* BRIEF: Reproduce the listing below character for character; drop every image.

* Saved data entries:
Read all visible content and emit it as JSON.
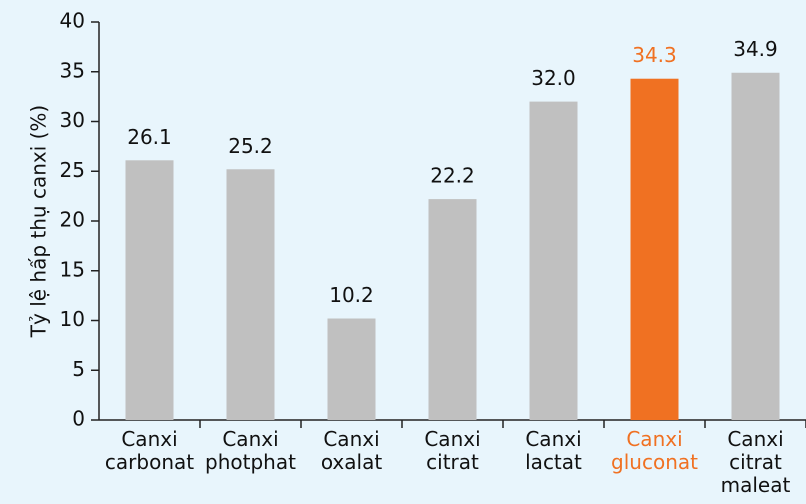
{
  "chart_data": {
    "type": "bar",
    "ylabel": "Tỷ lệ hấp thụ canxi (%)",
    "categories": [
      "Canxi carbonat",
      "Canxi photphat",
      "Canxi oxalat",
      "Canxi citrat",
      "Canxi lactat",
      "Canxi gluconat",
      "Canxi citrat maleat"
    ],
    "values": [
      26.1,
      25.2,
      10.2,
      22.2,
      32.0,
      34.3,
      34.9
    ],
    "value_labels": [
      "26.1",
      "25.2",
      "10.2",
      "22.2",
      "32.0",
      "34.3",
      "34.9"
    ],
    "colors": [
      "#c0c0c0",
      "#c0c0c0",
      "#c0c0c0",
      "#c0c0c0",
      "#c0c0c0",
      "#f07122",
      "#c0c0c0"
    ],
    "label_colors": [
      "#111111",
      "#111111",
      "#111111",
      "#111111",
      "#111111",
      "#f07122",
      "#111111"
    ],
    "ylim": [
      0,
      40
    ],
    "yticks": [
      0,
      5,
      10,
      15,
      20,
      25,
      30,
      35,
      40
    ],
    "grid": false
  }
}
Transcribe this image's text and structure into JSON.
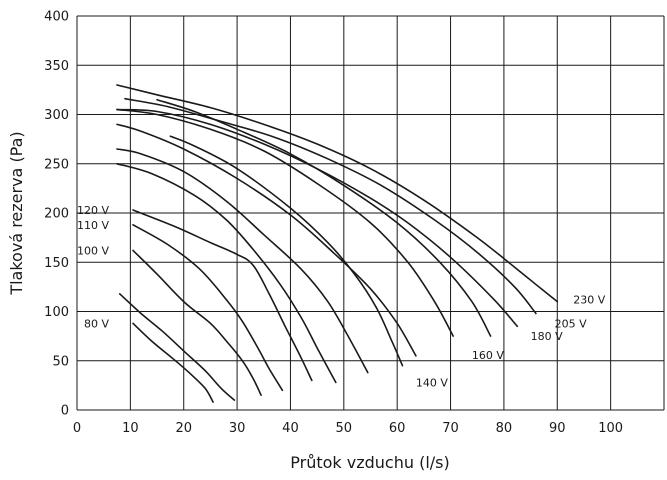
{
  "chart_data": {
    "type": "line",
    "title": "",
    "xlabel": "Průtok vzduchu (l/s)",
    "ylabel": "Tlaková rezerva (Pa)",
    "xlim": [
      0,
      110
    ],
    "ylim": [
      0,
      400
    ],
    "xticks": [
      "0",
      "10",
      "20",
      "30",
      "40",
      "50",
      "60",
      "70",
      "80",
      "90",
      "100"
    ],
    "yticks": [
      "0",
      "50",
      "100",
      "150",
      "200",
      "250",
      "300",
      "350",
      "400"
    ],
    "grid": true,
    "series": [
      {
        "name": "230 V",
        "x": [
          7.5,
          15,
          25,
          35,
          45,
          55,
          65,
          75,
          82,
          87,
          90
        ],
        "y": [
          330,
          320,
          307,
          290,
          270,
          245,
          213,
          175,
          145,
          123,
          110
        ]
      },
      {
        "name": "205 V",
        "x": [
          9,
          17,
          27,
          37,
          47,
          57,
          67,
          75,
          82,
          86
        ],
        "y": [
          316,
          308,
          293,
          277,
          255,
          228,
          193,
          160,
          125,
          98
        ]
      },
      {
        "name": "180 V",
        "x": [
          7.5,
          15,
          25,
          35,
          45,
          55,
          62,
          70,
          78,
          82.5
        ],
        "y": [
          305,
          303,
          290,
          270,
          245,
          215,
          190,
          155,
          113,
          85
        ]
      },
      {
        "name": "",
        "x": [
          15,
          22,
          30,
          40,
          50,
          60,
          68,
          74,
          77.5
        ],
        "y": [
          315,
          303,
          285,
          260,
          228,
          190,
          150,
          110,
          75
        ]
      },
      {
        "name": "160 V",
        "x": [
          7.5,
          15,
          25,
          35,
          45,
          55,
          62,
          67,
          70.5
        ],
        "y": [
          305,
          300,
          285,
          263,
          230,
          190,
          150,
          110,
          75
        ]
      },
      {
        "name": "",
        "x": [
          7.5,
          12,
          20,
          30,
          40,
          48,
          55,
          60,
          63.5
        ],
        "y": [
          290,
          283,
          265,
          235,
          198,
          160,
          123,
          88,
          55
        ]
      },
      {
        "name": "140 V",
        "x": [
          17.5,
          22,
          30,
          40,
          47,
          52,
          56,
          59,
          61
        ],
        "y": [
          278,
          268,
          245,
          205,
          170,
          138,
          105,
          70,
          45
        ]
      },
      {
        "name": "",
        "x": [
          7.5,
          12,
          20,
          28,
          35,
          42,
          47,
          51,
          54.5
        ],
        "y": [
          265,
          260,
          242,
          212,
          178,
          143,
          110,
          73,
          38
        ]
      },
      {
        "name": "",
        "x": [
          7.5,
          14,
          22,
          28,
          33,
          38,
          42,
          45,
          48.5
        ],
        "y": [
          250,
          240,
          218,
          193,
          163,
          128,
          94,
          63,
          28
        ]
      },
      {
        "name": "120 V",
        "x": [
          10.5,
          18,
          25,
          30,
          33,
          36,
          39,
          42,
          44
        ],
        "y": [
          203,
          187,
          170,
          158,
          147,
          118,
          85,
          53,
          30
        ]
      },
      {
        "name": "110 V",
        "x": [
          10.5,
          17,
          23,
          28,
          31,
          34,
          36,
          38.5
        ],
        "y": [
          188,
          168,
          143,
          112,
          90,
          62,
          42,
          20
        ]
      },
      {
        "name": "100 V",
        "x": [
          10.5,
          15,
          20,
          25,
          28,
          31,
          33,
          34.5
        ],
        "y": [
          162,
          138,
          110,
          88,
          70,
          50,
          32,
          15
        ]
      },
      {
        "name": "",
        "x": [
          8,
          12,
          16,
          20,
          24,
          27,
          29.5
        ],
        "y": [
          118,
          98,
          80,
          60,
          40,
          22,
          10
        ]
      },
      {
        "name": "80 V",
        "x": [
          10.5,
          14,
          18,
          21,
          24,
          25.5
        ],
        "y": [
          88,
          70,
          52,
          38,
          22,
          8
        ]
      }
    ],
    "labels": [
      {
        "text": "230 V",
        "x": 93,
        "y": 112
      },
      {
        "text": "205 V",
        "x": 89.5,
        "y": 88
      },
      {
        "text": "180 V",
        "x": 85,
        "y": 75
      },
      {
        "text": "160 V",
        "x": 74,
        "y": 56
      },
      {
        "text": "140 V",
        "x": 63.5,
        "y": 28
      },
      {
        "text": "120 V",
        "x": 6,
        "y": 203
      },
      {
        "text": "110 V",
        "x": 6,
        "y": 188
      },
      {
        "text": "100 V",
        "x": 6,
        "y": 162
      },
      {
        "text": "80 V",
        "x": 6,
        "y": 88
      }
    ]
  }
}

* EXERCISE RESULT:
Read all visible content and emit it as JSON.
{
  "chart_data": {
    "type": "bar",
    "ylabel": "Tỷ lệ hấp thụ canxi (%)",
    "categories": [
      "Canxi carbonat",
      "Canxi photphat",
      "Canxi oxalat",
      "Canxi citrat",
      "Canxi lactat",
      "Canxi gluconat",
      "Canxi citrat maleat"
    ],
    "values": [
      26.1,
      25.2,
      10.2,
      22.2,
      32.0,
      34.3,
      34.9
    ],
    "value_labels": [
      "26.1",
      "25.2",
      "10.2",
      "22.2",
      "32.0",
      "34.3",
      "34.9"
    ],
    "colors": [
      "#c0c0c0",
      "#c0c0c0",
      "#c0c0c0",
      "#c0c0c0",
      "#c0c0c0",
      "#f07122",
      "#c0c0c0"
    ],
    "label_colors": [
      "#111111",
      "#111111",
      "#111111",
      "#111111",
      "#111111",
      "#f07122",
      "#111111"
    ],
    "ylim": [
      0,
      40
    ],
    "yticks": [
      0,
      5,
      10,
      15,
      20,
      25,
      30,
      35,
      40
    ],
    "grid": false
  }
}
Transcribe this image's text and structure into JSON.
{
  "chart_data": {
    "type": "line",
    "title": "",
    "xlabel": "Průtok vzduchu (l/s)",
    "ylabel": "Tlaková rezerva (Pa)",
    "xlim": [
      0,
      110
    ],
    "ylim": [
      0,
      400
    ],
    "xticks": [
      "0",
      "10",
      "20",
      "30",
      "40",
      "50",
      "60",
      "70",
      "80",
      "90",
      "100"
    ],
    "yticks": [
      "0",
      "50",
      "100",
      "150",
      "200",
      "250",
      "300",
      "350",
      "400"
    ],
    "grid": true,
    "series": [
      {
        "name": "230 V",
        "x": [
          7.5,
          15,
          25,
          35,
          45,
          55,
          65,
          75,
          82,
          87,
          90
        ],
        "y": [
          330,
          320,
          307,
          290,
          270,
          245,
          213,
          175,
          145,
          123,
          110
        ]
      },
      {
        "name": "205 V",
        "x": [
          9,
          17,
          27,
          37,
          47,
          57,
          67,
          75,
          82,
          86
        ],
        "y": [
          316,
          308,
          293,
          277,
          255,
          228,
          193,
          160,
          125,
          98
        ]
      },
      {
        "name": "180 V",
        "x": [
          7.5,
          15,
          25,
          35,
          45,
          55,
          62,
          70,
          78,
          82.5
        ],
        "y": [
          305,
          303,
          290,
          270,
          245,
          215,
          190,
          155,
          113,
          85
        ]
      },
      {
        "name": "",
        "x": [
          15,
          22,
          30,
          40,
          50,
          60,
          68,
          74,
          77.5
        ],
        "y": [
          315,
          303,
          285,
          260,
          228,
          190,
          150,
          110,
          75
        ]
      },
      {
        "name": "160 V",
        "x": [
          7.5,
          15,
          25,
          35,
          45,
          55,
          62,
          67,
          70.5
        ],
        "y": [
          305,
          300,
          285,
          263,
          230,
          190,
          150,
          110,
          75
        ]
      },
      {
        "name": "",
        "x": [
          7.5,
          12,
          20,
          30,
          40,
          48,
          55,
          60,
          63.5
        ],
        "y": [
          290,
          283,
          265,
          235,
          198,
          160,
          123,
          88,
          55
        ]
      },
      {
        "name": "140 V",
        "x": [
          17.5,
          22,
          30,
          40,
          47,
          52,
          56,
          59,
          61
        ],
        "y": [
          278,
          268,
          245,
          205,
          170,
          138,
          105,
          70,
          45
        ]
      },
      {
        "name": "",
        "x": [
          7.5,
          12,
          20,
          28,
          35,
          42,
          47,
          51,
          54.5
        ],
        "y": [
          265,
          260,
          242,
          212,
          178,
          143,
          110,
          73,
          38
        ]
      },
      {
        "name": "",
        "x": [
          7.5,
          14,
          22,
          28,
          33,
          38,
          42,
          45,
          48.5
        ],
        "y": [
          250,
          240,
          218,
          193,
          163,
          128,
          94,
          63,
          28
        ]
      },
      {
        "name": "120 V",
        "x": [
          10.5,
          18,
          25,
          30,
          33,
          36,
          39,
          42,
          44
        ],
        "y": [
          203,
          187,
          170,
          158,
          147,
          118,
          85,
          53,
          30
        ]
      },
      {
        "name": "110 V",
        "x": [
          10.5,
          17,
          23,
          28,
          31,
          34,
          36,
          38.5
        ],
        "y": [
          188,
          168,
          143,
          112,
          90,
          62,
          42,
          20
        ]
      },
      {
        "name": "100 V",
        "x": [
          10.5,
          15,
          20,
          25,
          28,
          31,
          33,
          34.5
        ],
        "y": [
          162,
          138,
          110,
          88,
          70,
          50,
          32,
          15
        ]
      },
      {
        "name": "",
        "x": [
          8,
          12,
          16,
          20,
          24,
          27,
          29.5
        ],
        "y": [
          118,
          98,
          80,
          60,
          40,
          22,
          10
        ]
      },
      {
        "name": "80 V",
        "x": [
          10.5,
          14,
          18,
          21,
          24,
          25.5
        ],
        "y": [
          88,
          70,
          52,
          38,
          22,
          8
        ]
      }
    ],
    "labels": [
      {
        "text": "230 V",
        "x": 93,
        "y": 112
      },
      {
        "text": "205 V",
        "x": 89.5,
        "y": 88
      },
      {
        "text": "180 V",
        "x": 85,
        "y": 75
      },
      {
        "text": "160 V",
        "x": 74,
        "y": 56
      },
      {
        "text": "140 V",
        "x": 63.5,
        "y": 28
      },
      {
        "text": "120 V",
        "x": 6,
        "y": 203
      },
      {
        "text": "110 V",
        "x": 6,
        "y": 188
      },
      {
        "text": "100 V",
        "x": 6,
        "y": 162
      },
      {
        "text": "80 V",
        "x": 6,
        "y": 88
      }
    ]
  }
}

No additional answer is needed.